§ Records for the exercise
━━━

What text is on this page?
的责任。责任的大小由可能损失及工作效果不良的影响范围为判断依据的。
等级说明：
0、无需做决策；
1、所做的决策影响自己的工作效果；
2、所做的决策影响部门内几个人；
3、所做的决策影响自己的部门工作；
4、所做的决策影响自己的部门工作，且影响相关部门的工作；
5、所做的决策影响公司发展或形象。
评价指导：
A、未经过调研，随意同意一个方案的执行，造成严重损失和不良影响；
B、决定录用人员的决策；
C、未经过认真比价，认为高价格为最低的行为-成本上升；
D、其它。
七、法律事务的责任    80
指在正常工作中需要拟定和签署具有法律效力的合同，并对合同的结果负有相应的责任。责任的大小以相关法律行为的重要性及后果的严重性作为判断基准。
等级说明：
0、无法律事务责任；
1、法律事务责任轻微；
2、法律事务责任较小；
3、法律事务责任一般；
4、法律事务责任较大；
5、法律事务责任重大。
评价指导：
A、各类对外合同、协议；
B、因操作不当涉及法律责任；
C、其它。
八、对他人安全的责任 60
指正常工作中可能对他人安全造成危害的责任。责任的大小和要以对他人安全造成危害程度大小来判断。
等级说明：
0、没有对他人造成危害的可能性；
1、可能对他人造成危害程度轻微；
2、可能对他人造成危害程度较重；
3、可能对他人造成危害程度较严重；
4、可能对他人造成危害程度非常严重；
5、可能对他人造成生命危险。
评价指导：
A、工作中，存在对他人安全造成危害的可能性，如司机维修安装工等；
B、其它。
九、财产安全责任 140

━━━

§ Exercise
Show every line above in which the word "所做的决策影响自己的部门工作" occurs.

§ The answer
3、所做的决策影响自己的部门工作；
4、所做的决策影响自己的部门工作，且影响相关部门的工作；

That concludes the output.